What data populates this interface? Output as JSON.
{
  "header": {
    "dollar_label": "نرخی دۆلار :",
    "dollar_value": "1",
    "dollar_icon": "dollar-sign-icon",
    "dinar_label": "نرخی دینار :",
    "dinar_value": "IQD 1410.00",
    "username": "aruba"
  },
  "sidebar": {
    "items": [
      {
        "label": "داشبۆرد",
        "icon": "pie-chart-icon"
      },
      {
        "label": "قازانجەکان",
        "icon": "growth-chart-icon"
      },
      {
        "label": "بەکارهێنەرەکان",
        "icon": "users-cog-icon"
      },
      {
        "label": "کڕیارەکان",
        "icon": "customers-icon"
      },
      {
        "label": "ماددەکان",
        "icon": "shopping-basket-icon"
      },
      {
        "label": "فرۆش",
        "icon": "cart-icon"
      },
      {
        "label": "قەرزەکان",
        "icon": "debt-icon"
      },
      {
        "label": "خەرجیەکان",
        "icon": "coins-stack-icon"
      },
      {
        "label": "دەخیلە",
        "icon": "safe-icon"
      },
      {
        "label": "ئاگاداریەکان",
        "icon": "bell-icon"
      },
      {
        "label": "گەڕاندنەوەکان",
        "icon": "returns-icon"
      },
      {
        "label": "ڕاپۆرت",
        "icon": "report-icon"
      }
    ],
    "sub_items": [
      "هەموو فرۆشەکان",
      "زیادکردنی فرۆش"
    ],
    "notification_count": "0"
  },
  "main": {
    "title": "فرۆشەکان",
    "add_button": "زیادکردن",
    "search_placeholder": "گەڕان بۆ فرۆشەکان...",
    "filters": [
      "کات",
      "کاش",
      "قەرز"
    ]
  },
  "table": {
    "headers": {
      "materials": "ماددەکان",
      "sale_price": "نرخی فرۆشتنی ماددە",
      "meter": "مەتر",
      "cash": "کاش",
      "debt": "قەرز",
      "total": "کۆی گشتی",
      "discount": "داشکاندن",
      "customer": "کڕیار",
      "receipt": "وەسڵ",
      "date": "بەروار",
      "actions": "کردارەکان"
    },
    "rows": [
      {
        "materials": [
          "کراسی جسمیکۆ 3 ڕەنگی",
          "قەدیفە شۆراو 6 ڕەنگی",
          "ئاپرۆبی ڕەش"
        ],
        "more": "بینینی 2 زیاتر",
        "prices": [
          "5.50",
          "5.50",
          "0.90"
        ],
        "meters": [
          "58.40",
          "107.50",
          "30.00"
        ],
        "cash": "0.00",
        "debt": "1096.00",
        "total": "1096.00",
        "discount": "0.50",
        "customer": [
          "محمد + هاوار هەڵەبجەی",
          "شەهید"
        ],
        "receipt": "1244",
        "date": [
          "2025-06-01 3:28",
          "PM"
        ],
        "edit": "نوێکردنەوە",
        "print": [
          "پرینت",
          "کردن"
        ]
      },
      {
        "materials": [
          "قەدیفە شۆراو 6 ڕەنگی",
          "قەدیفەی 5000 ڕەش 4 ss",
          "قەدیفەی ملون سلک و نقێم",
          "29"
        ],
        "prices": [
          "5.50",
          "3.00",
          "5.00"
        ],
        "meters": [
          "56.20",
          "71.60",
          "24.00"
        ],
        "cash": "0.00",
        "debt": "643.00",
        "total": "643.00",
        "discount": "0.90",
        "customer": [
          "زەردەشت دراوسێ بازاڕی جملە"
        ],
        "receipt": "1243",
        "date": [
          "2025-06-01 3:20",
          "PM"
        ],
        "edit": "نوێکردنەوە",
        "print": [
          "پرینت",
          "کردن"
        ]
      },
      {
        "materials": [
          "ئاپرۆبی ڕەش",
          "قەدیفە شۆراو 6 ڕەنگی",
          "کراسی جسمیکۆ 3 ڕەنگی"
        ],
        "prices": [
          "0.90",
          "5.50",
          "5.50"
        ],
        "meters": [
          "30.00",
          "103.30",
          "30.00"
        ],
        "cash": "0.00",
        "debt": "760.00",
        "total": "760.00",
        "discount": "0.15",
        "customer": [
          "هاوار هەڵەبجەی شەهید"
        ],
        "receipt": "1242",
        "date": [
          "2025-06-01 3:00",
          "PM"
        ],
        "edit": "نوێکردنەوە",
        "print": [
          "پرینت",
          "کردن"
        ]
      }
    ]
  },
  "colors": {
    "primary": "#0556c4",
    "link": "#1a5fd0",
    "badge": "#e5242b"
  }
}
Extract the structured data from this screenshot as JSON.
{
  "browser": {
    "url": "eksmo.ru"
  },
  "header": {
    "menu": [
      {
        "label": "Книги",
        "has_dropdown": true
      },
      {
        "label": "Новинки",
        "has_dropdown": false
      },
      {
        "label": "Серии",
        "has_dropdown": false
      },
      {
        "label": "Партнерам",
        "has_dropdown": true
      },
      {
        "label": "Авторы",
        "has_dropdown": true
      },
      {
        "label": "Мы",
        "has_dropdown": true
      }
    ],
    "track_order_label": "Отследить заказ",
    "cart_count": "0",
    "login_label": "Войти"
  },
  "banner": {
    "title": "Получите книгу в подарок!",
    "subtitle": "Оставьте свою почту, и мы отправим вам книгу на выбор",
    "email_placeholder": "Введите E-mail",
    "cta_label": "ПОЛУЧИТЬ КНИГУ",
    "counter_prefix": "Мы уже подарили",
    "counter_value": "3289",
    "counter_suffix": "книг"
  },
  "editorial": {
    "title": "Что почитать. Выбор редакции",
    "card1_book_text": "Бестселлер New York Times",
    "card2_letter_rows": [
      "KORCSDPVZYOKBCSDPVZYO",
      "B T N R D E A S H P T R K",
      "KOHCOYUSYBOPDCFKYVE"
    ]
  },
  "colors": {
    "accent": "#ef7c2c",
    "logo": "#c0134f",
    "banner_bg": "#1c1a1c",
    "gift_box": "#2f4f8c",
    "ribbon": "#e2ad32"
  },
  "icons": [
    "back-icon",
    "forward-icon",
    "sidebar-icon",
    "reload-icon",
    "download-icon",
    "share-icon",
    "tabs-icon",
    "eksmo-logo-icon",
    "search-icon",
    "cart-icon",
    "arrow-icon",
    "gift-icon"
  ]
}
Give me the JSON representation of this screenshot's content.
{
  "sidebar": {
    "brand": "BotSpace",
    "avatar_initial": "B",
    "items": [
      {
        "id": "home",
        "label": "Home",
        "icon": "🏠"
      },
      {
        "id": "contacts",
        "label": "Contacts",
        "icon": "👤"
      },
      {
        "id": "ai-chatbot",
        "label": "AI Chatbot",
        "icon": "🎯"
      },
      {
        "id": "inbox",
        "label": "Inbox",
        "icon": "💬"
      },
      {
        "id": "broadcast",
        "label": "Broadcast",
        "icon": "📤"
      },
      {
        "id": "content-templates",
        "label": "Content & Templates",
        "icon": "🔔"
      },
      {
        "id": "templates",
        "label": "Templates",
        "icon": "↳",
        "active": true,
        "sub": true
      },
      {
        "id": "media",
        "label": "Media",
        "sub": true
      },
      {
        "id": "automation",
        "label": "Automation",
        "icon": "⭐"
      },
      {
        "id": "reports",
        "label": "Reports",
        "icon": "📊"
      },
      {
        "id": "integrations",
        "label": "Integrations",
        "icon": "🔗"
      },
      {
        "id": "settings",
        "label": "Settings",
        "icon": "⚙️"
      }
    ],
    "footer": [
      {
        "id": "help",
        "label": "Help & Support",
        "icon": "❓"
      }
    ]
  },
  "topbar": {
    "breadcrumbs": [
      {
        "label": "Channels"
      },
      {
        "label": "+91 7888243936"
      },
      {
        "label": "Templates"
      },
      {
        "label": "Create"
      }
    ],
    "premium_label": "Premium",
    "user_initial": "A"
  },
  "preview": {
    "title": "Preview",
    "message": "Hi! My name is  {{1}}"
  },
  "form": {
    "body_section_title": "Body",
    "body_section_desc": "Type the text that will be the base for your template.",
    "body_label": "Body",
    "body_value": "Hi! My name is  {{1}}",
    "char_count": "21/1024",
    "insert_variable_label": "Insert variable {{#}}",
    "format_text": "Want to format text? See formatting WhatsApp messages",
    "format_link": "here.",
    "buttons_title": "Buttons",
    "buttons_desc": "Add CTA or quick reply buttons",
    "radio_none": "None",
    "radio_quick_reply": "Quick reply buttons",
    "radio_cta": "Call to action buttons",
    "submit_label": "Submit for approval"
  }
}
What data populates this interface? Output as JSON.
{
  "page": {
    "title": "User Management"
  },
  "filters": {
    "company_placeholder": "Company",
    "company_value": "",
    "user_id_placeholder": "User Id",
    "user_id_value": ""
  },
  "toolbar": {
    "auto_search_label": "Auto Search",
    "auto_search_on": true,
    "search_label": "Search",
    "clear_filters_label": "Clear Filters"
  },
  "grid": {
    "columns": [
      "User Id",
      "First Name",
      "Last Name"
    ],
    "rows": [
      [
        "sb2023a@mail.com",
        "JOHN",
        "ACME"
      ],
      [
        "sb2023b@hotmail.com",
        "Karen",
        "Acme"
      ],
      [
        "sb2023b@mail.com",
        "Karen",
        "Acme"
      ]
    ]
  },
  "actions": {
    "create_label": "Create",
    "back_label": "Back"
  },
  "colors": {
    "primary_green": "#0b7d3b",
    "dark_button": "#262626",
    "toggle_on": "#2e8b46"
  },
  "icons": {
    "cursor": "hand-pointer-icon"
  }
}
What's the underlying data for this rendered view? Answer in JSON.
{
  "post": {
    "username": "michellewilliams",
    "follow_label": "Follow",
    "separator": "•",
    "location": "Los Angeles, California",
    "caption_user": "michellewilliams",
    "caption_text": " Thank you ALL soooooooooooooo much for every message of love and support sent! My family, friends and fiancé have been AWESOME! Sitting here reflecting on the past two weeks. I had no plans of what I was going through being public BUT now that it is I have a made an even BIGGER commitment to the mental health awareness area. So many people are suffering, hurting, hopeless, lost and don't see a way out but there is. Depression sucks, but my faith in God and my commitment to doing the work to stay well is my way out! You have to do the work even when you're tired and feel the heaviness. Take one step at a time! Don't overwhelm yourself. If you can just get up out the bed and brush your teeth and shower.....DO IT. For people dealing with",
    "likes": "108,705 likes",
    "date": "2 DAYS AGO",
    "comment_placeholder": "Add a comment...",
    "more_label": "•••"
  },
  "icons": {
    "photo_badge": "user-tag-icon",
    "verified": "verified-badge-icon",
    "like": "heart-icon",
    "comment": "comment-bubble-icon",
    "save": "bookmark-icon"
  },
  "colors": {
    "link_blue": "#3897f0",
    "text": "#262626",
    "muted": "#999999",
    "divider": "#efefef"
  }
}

**Stated exercise:** Counting only lines of the data above that hold "discount", report the total and nothing else.

**Finished answer:** 4